## WRITTEN TASK:
What is the number of lines holding the word "subi"? Give that number alone.

## MATERIAL FOR THIS TASK:

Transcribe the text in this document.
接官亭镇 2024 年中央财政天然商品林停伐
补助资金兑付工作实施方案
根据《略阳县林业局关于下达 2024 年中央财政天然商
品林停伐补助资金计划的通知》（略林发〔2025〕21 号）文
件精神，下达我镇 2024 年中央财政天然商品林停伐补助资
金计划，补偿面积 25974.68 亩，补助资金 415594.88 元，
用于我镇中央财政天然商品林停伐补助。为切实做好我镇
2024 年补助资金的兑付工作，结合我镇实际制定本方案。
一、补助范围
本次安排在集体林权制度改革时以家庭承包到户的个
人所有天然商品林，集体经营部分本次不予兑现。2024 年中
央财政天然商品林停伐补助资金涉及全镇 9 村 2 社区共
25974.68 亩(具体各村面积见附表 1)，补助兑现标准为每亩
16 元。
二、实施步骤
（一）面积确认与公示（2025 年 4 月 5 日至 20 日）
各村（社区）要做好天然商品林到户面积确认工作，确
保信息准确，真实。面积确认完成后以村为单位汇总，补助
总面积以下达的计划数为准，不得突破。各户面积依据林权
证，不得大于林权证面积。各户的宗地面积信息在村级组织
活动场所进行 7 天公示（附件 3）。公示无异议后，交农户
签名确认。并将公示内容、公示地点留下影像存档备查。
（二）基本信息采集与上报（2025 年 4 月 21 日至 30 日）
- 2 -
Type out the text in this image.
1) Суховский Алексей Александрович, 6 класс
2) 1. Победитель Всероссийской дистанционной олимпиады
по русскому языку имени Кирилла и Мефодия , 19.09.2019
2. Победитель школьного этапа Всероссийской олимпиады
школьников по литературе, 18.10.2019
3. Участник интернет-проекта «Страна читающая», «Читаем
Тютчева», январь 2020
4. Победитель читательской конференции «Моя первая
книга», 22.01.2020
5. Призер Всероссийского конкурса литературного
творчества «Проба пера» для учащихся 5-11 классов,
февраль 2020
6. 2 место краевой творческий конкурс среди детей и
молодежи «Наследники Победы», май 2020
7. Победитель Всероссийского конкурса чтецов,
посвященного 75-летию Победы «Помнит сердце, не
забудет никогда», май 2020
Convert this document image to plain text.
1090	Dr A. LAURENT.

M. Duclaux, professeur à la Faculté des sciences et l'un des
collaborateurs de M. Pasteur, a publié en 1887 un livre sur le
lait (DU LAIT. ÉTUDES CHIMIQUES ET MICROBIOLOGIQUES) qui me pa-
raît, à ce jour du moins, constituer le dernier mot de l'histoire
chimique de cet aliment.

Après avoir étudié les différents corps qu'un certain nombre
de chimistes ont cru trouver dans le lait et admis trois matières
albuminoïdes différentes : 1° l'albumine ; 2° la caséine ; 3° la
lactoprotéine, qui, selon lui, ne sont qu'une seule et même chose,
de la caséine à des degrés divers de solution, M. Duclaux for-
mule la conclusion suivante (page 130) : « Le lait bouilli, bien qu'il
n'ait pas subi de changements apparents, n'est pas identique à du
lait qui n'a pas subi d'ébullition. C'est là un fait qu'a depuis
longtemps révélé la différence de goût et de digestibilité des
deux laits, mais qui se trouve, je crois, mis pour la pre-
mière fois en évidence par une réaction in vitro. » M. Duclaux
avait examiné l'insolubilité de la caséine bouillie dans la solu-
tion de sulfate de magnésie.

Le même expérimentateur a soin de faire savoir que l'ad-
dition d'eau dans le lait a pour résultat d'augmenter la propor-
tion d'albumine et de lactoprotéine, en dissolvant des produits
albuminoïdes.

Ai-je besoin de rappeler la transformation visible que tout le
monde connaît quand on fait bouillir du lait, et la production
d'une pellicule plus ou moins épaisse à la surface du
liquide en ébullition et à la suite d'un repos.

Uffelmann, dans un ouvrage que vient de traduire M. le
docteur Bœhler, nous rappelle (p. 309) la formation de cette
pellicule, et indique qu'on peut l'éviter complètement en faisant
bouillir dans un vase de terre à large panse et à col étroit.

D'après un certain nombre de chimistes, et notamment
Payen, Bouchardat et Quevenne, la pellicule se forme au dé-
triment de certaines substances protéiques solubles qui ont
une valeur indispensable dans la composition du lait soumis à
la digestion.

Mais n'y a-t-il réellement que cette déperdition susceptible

## RESULT FOR THIS EXERCISE:
2